[Collection entries]
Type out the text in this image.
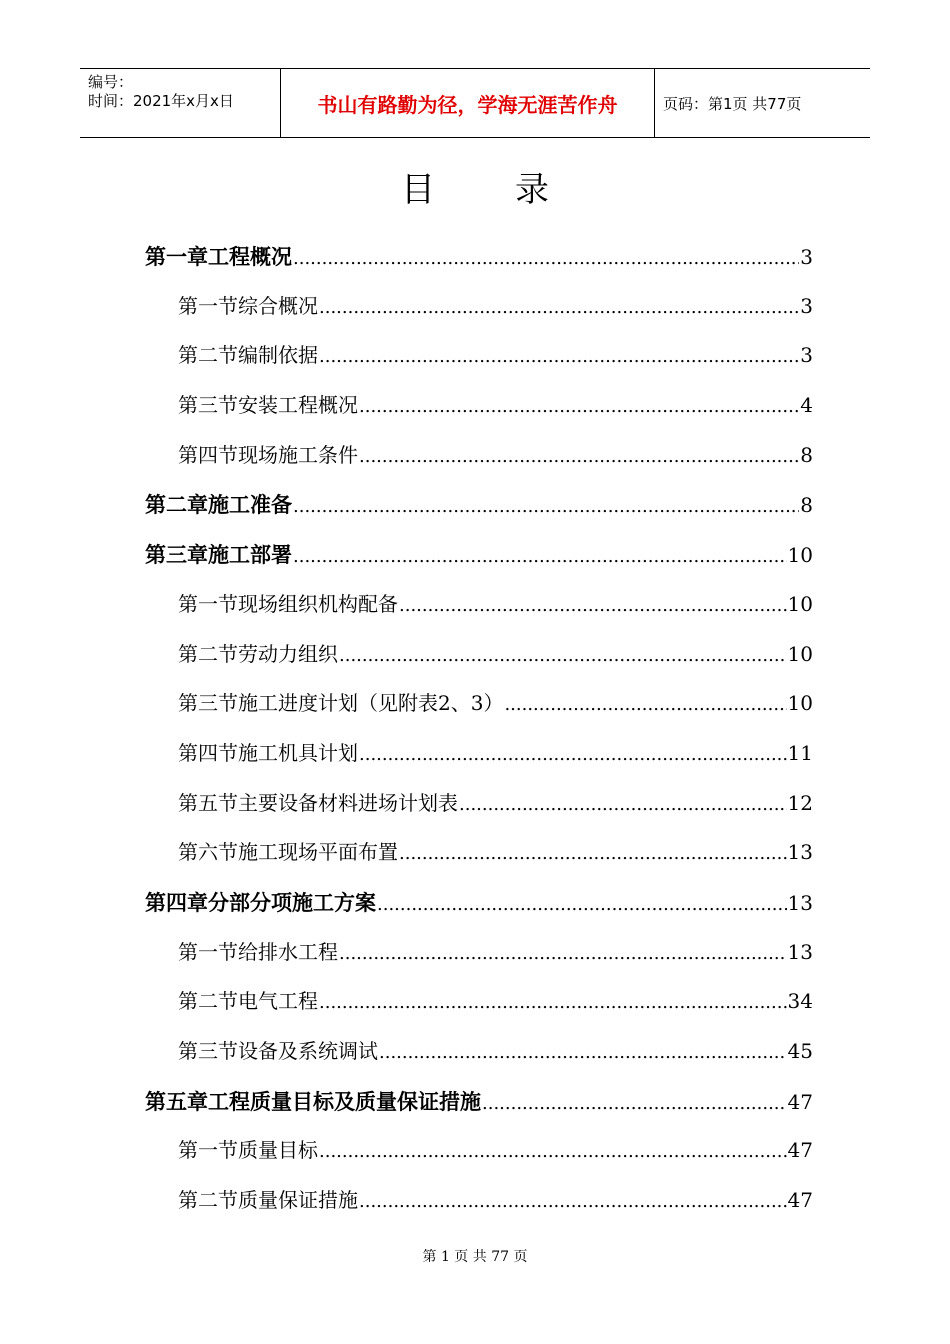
编号：
时间：2021年x月x日	书山有路勤为径，学海无涯苦作舟	页码：第1页 共77页
目录
第一章 工程概况 .....	3
第一节 综合概况 .....	3
第二节 编制依据 .....	3
第三节 安装工程概况 .....	4
第四节 现场施工条件 .....	8
第二章 施工准备 .....	8
第三章 施工部署 .....	10
第一节 现场组织机构配备 .....	10
第二节 劳动力组织 .....	10
第三节 施工进度计划（见附表2、3） .....	10
第四节 施工机具计划 .....	11
第五节 主要设备材料进场计划表 .....	12
第六节 施工现场平面布置 .....	13
第四章 分部分项施工方案 .....	13
第一节 给排水工程 .....	13
第二节 电气工程 .....	34
第三节 设备及系统调试 .....	45
第五章 工程质量目标及质量保证措施 .....	47
第一节 质量目标 .....	47
第二节 质量保证措施 .....	47
第 1 页 共 77 页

* Exercise goal
Every record above must be given again exactly; drop the pictures.

* Answer to this task
Type out the text in this image.
编号：
时间：2021年x月x日	书山有路勤为径，学海无涯苦作舟	页码：第1页 共77页
目录
第一章 工程概况 .....	3
第一节 综合概况 .....	3
第二节 编制依据 .....	3
第三节 安装工程概况 .....	4
第四节 现场施工条件 .....	8
第二章 施工准备 .....	8
第三章 施工部署 .....	10
第一节 现场组织机构配备 .....	10
第二节 劳动力组织 .....	10
第三节 施工进度计划（见附表2、3） .....	10
第四节 施工机具计划 .....	11
第五节 主要设备材料进场计划表 .....	12
第六节 施工现场平面布置 .....	13
第四章 分部分项施工方案 .....	13
第一节 给排水工程 .....	13
第二节 电气工程 .....	34
第三节 设备及系统调试 .....	45
第五章 工程质量目标及质量保证措施 .....	47
第一节 质量目标 .....	47
第二节 质量保证措施 .....	47
第 1 页 共 77 页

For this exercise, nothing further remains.